Written tasks:
**A.** On the DRAGON talk page, what ion beam energies strike the windowless gas target?
**B.** Transcribe the DRAGON talk page word for word, everything from "## Investigating key" down to "Physique nucléaire (DNP-DPN)".
───── Text shown
# 2018 CAP Congress / Congrès de l'ACP 2018

10-16 June 2018
Dalhousie University
America/Halifax timezone
Welcome to the 2018 CAP Congress Program website! / Bienvenue au siteweb du programme du Congrès de l'ACP 2018!

## Investigating key reactions of nuclear astrophysics interest using the DRAGON recoil separator (I)

11 Jun 2018, 11:15
30m
SUB 302 (cap.40) (Dalhousie University)

### SUB 302 (cap.40)

#### Dalhousie University

Invited Speaker / Conférencier(ère) invité(e) Nuclear Physics / Physique nucléaire (DNP-DPN)

### Speaker

Dr Annika Lennarz (TRIUMF)

### Description

Gaining insight into the astrophysical processes that govern nucleosynthesis in stellar scenarios requires a detailed understanding of the involved nuclear reactions. Radiative capture cross sections at typical temperatures of environments like novae, X-ray burst or supernovae are in many cases vanishingly small, thus making the reaction rates extremely challenging to access experimentally.
The DRAGON ({\bf D}etector of {\bf R}ecoils {\bf A}nd {\bf G}ammas {\bf O}f {\bf N}uclear reactions) recoil separator has been designed to recreate nuclear fusion reactions on radioactive as well as on stable nuclei of astrophysical interest in the laboratory, and to directly measure absolute cross sections of radiative capture reactions on protons and alpha particles.
In order to take advantage of the radioactive beams delivered by the TRIUMF-ISAC facility, which are often too short-lived to be used as target material for normal kinematics measurements, the reaction rates require to be studied in inverse kinematics. Ion beams at energies of 0.15 to 1.5 MeV/u impinge on the windowless gas target and $\gamma$-rays from the de-excitation of the compound nucleus are detected in the high-efficiency BGO array surrounding the target.
──────────
───── Items
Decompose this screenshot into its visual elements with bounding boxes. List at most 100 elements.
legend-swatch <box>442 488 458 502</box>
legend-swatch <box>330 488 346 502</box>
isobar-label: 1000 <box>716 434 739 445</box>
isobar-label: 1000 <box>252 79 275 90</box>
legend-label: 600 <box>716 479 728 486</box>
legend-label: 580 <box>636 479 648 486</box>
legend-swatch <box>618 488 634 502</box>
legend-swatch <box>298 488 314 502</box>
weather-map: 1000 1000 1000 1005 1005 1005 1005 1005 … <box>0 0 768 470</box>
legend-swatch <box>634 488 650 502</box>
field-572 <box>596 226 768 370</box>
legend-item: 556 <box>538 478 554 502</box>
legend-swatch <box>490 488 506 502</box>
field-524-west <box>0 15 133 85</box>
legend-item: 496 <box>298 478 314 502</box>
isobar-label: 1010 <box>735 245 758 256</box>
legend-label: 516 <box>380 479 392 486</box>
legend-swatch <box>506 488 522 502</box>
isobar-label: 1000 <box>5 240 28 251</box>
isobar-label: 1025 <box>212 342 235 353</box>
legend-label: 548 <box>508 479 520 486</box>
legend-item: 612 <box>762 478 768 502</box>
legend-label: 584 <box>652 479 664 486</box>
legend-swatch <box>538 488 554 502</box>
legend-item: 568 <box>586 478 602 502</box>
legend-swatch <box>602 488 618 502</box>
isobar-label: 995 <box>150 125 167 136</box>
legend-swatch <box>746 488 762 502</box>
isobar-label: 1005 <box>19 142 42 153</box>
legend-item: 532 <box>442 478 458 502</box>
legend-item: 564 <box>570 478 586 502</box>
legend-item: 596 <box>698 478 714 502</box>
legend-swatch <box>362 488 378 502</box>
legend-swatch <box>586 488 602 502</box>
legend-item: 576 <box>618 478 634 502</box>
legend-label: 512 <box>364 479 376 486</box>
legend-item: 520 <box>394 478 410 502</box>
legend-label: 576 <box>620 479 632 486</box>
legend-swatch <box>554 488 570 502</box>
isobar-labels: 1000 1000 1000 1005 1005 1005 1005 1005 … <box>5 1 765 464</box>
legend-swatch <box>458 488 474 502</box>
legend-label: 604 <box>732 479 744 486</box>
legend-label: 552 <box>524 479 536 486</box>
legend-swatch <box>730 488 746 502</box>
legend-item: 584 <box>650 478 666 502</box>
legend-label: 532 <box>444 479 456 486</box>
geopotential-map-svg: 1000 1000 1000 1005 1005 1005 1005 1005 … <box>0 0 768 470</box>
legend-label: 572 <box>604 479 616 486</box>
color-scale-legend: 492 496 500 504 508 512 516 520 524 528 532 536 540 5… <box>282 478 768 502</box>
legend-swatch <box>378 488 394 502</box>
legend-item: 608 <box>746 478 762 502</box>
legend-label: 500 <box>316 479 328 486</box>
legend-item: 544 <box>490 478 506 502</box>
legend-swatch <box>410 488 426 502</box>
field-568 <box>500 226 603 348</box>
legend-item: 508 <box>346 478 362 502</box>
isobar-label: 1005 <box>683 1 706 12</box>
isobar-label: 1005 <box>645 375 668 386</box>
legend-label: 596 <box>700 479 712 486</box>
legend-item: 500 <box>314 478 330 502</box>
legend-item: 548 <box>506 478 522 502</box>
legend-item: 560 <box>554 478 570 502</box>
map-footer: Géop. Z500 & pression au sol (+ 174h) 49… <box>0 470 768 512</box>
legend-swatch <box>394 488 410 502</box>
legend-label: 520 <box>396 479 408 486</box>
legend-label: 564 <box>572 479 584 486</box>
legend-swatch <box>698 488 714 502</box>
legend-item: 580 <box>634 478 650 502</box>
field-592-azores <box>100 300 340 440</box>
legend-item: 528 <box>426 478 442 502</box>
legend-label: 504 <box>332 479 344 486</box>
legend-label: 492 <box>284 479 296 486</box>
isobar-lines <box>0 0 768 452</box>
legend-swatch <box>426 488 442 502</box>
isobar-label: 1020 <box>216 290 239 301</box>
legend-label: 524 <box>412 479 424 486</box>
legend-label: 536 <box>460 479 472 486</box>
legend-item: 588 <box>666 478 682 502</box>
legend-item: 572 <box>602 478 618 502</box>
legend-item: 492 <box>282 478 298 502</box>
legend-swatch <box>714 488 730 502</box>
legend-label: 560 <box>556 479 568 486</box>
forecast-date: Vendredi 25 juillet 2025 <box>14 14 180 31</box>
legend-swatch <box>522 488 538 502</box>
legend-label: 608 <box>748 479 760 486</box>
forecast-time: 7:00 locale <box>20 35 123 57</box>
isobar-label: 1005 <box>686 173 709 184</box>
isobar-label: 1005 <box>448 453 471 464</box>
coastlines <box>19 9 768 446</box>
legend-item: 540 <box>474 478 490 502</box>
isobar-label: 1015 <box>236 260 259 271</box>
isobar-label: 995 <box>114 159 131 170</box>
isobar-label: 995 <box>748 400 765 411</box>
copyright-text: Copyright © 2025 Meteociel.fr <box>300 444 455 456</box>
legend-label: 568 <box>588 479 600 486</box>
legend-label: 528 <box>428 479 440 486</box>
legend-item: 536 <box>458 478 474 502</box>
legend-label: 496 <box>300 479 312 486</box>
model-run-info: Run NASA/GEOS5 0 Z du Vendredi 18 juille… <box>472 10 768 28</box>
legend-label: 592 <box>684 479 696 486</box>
──────────
Answers in order:
**A.** 0.15 to 1.5 MeV/u

**B.**
## Investigating key reactions of nuclear astrophysics interest using the DRAGON recoil separator (I)

11 Jun 2018, 11:15
30m
SUB 302 (cap.40) (Dalhousie University)

### SUB 302 (cap.40)

#### Dalhousie University

Invited Speaker / Conférencier(ère) invité(e) Nuclear Physics / Physique nucléaire (DNP-DPN)